-- START DATASET CONTENT --
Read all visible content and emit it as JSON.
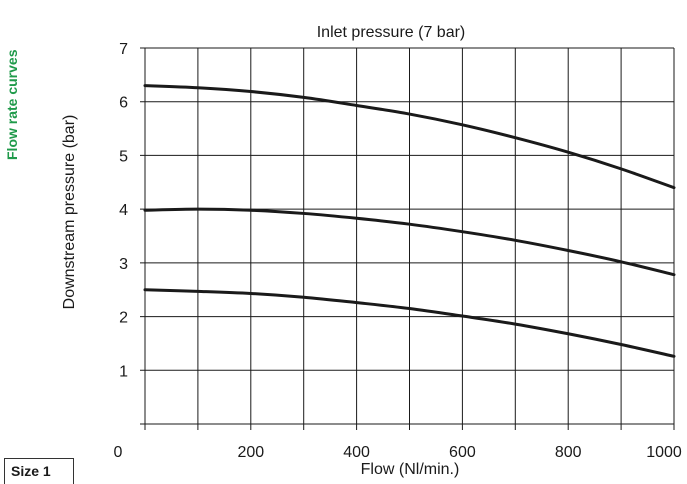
{
  "side_label": "Flow rate curves",
  "size_tag": "Size 1",
  "chart_data": {
    "type": "line",
    "title": "Inlet pressure (7 bar)",
    "xlabel": "Flow (Nl/min.)",
    "ylabel": "Downstream pressure (bar)",
    "xlim": [
      0,
      1000
    ],
    "ylim": [
      0,
      7
    ],
    "x_tick_labels": [
      "0",
      "200",
      "400",
      "600",
      "800",
      "1000"
    ],
    "y_tick_labels": [
      "1",
      "2",
      "3",
      "4",
      "5",
      "6",
      "7"
    ],
    "grid": true,
    "series": [
      {
        "x": [
          0,
          100,
          200,
          300,
          400,
          500,
          600,
          700,
          800,
          900,
          1000
        ],
        "y": [
          6.3,
          6.26,
          6.19,
          6.08,
          5.93,
          5.77,
          5.57,
          5.33,
          5.06,
          4.75,
          4.4
        ]
      },
      {
        "x": [
          0,
          100,
          200,
          300,
          400,
          500,
          600,
          700,
          800,
          900,
          1000
        ],
        "y": [
          3.98,
          4.0,
          3.98,
          3.92,
          3.83,
          3.72,
          3.58,
          3.42,
          3.23,
          3.02,
          2.78
        ]
      },
      {
        "x": [
          0,
          100,
          200,
          300,
          400,
          500,
          600,
          700,
          800,
          900,
          1000
        ],
        "y": [
          2.5,
          2.47,
          2.43,
          2.36,
          2.26,
          2.15,
          2.01,
          1.86,
          1.68,
          1.48,
          1.26
        ]
      }
    ],
    "line_color": "#1a1a1a",
    "grid_color": "#1a1a1a"
  }
}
-- END DATASET CONTENT --
**THE REQUEST**
Return only those lines of the records that contain the string "Flow".

**RESULT FOR THIS EXERCISE**
  "side_label": "Flow rate curves",
    "xlabel": "Flow (Nl/min.)",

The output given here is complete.